* [Materials provided]:
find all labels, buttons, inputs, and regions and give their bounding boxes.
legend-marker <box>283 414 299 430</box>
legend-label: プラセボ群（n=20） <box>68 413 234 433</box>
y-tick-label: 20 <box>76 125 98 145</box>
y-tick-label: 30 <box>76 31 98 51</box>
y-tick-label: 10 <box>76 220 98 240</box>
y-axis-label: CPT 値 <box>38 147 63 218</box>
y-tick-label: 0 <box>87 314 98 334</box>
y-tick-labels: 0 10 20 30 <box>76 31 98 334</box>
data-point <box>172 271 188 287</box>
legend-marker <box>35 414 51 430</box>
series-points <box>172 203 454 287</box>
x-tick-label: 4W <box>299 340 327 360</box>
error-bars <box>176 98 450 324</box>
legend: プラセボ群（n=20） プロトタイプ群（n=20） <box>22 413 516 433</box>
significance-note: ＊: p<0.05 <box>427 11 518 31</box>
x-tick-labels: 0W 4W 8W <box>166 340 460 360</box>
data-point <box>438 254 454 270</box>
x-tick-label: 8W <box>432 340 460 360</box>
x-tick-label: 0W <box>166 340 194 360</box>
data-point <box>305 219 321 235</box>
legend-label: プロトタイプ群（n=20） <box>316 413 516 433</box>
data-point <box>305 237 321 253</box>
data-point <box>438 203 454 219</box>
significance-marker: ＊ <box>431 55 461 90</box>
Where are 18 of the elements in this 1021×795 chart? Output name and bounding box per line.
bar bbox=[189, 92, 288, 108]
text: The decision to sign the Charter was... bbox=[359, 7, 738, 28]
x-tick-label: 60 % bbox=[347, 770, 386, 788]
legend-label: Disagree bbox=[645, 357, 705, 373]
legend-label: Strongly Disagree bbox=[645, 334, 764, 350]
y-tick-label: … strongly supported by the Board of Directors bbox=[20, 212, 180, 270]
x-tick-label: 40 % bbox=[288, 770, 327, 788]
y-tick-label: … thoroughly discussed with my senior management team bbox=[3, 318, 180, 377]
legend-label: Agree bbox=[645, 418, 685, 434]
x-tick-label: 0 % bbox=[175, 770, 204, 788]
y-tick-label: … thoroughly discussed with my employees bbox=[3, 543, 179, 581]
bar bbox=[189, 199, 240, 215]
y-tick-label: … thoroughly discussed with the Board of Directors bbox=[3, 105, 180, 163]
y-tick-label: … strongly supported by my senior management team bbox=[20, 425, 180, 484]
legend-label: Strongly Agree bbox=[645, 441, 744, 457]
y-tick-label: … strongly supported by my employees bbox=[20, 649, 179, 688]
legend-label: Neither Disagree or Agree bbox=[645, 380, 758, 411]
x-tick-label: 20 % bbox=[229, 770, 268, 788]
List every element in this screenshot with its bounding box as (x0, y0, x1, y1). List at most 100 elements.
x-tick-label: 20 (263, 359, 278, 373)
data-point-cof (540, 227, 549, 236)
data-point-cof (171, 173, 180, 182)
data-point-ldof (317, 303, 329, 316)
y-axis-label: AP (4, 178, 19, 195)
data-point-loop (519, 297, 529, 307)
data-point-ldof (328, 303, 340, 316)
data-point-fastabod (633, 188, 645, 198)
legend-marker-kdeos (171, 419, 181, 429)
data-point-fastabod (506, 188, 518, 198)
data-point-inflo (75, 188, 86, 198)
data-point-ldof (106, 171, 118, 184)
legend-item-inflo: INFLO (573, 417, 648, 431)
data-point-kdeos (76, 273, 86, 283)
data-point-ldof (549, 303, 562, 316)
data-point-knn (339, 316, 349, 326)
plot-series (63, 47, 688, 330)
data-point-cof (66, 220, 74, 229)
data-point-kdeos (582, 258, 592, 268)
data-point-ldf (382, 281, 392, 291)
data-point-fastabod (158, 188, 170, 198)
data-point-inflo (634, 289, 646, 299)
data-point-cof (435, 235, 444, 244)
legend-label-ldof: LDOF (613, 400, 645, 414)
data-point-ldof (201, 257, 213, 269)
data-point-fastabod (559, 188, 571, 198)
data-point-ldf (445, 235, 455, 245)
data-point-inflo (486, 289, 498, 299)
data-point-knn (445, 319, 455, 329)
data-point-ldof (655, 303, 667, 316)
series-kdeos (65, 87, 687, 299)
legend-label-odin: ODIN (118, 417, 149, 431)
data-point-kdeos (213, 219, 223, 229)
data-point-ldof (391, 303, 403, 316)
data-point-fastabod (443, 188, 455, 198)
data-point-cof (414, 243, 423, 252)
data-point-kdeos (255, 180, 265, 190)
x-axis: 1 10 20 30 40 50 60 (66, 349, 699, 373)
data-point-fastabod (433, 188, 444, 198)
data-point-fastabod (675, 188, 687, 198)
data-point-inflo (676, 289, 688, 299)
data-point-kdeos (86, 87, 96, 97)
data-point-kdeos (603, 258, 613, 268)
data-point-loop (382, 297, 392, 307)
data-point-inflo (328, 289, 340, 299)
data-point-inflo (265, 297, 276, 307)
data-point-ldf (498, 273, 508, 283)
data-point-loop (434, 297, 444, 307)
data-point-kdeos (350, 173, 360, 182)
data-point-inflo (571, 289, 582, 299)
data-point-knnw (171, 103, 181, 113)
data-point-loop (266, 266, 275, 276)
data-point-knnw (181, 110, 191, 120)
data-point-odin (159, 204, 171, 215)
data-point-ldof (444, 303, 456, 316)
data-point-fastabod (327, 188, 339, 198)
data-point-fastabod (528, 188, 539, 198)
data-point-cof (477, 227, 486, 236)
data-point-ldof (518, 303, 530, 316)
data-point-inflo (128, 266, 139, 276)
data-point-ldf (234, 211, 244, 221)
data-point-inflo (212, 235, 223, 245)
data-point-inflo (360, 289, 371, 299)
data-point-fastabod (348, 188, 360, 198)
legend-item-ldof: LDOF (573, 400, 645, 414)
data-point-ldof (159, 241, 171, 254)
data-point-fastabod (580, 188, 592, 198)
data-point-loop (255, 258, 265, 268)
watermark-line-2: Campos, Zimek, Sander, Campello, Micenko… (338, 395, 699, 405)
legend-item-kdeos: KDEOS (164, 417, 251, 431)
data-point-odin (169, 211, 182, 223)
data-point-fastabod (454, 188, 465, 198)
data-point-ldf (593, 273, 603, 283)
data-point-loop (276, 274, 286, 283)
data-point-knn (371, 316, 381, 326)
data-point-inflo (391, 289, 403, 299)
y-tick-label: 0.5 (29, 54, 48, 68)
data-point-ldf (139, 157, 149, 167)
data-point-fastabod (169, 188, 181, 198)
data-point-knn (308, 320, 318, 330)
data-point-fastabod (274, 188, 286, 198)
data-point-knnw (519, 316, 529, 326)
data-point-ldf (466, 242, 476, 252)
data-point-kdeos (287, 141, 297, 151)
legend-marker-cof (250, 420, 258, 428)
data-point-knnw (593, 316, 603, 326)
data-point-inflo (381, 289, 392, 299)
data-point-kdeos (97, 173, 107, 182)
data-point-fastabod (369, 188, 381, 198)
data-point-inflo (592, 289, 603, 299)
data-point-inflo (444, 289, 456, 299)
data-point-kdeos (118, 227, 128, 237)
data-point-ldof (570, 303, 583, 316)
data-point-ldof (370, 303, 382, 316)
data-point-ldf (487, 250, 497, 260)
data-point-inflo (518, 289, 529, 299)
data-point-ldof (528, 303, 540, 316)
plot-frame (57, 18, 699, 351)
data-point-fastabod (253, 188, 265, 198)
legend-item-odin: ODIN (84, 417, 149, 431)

* [Exercise instructions]: Reproduce, with no changes, the entries from the first line through the line containing "bar bbox=[189, 199, 240, 215]", including that line.

* [Response for this exercise]:
find all labels, buttons, inputs, and regions and give their bounding boxes.
legend-marker <box>283 414 299 430</box>
legend-label: プラセボ群（n=20） <box>68 413 234 433</box>
y-tick-label: 20 <box>76 125 98 145</box>
y-tick-label: 30 <box>76 31 98 51</box>
y-tick-label: 10 <box>76 220 98 240</box>
y-axis-label: CPT 値 <box>38 147 63 218</box>
y-tick-label: 0 <box>87 314 98 334</box>
y-tick-labels: 0 10 20 30 <box>76 31 98 334</box>
data-point <box>172 271 188 287</box>
legend-marker <box>35 414 51 430</box>
series-points <box>172 203 454 287</box>
x-tick-label: 4W <box>299 340 327 360</box>
error-bars <box>176 98 450 324</box>
legend: プラセボ群（n=20） プロトタイプ群（n=20） <box>22 413 516 433</box>
significance-note: ＊: p<0.05 <box>427 11 518 31</box>
x-tick-labels: 0W 4W 8W <box>166 340 460 360</box>
data-point <box>438 254 454 270</box>
x-tick-label: 8W <box>432 340 460 360</box>
x-tick-label: 0W <box>166 340 194 360</box>
data-point <box>305 219 321 235</box>
legend-label: プロトタイプ群（n=20） <box>316 413 516 433</box>
data-point <box>305 237 321 253</box>
data-point <box>438 203 454 219</box>
significance-marker: ＊ <box>431 55 461 90</box>
Where are 18 of the elements in this 1021×795 chart? Output name and bounding box per line.
bar bbox=[189, 92, 288, 108]
text: The decision to sign the Charter was... bbox=[359, 7, 738, 28]
x-tick-label: 60 % bbox=[347, 770, 386, 788]
legend-label: Disagree bbox=[645, 357, 705, 373]
legend-label: Strongly Disagree bbox=[645, 334, 764, 350]
y-tick-label: … strongly supported by the Board of Directors bbox=[20, 212, 180, 270]
x-tick-label: 40 % bbox=[288, 770, 327, 788]
y-tick-label: … thoroughly discussed with my senior management team bbox=[3, 318, 180, 377]
legend-label: Agree bbox=[645, 418, 685, 434]
x-tick-label: 0 % bbox=[175, 770, 204, 788]
y-tick-label: … thoroughly discussed with my employees bbox=[3, 543, 179, 581]
bar bbox=[189, 199, 240, 215]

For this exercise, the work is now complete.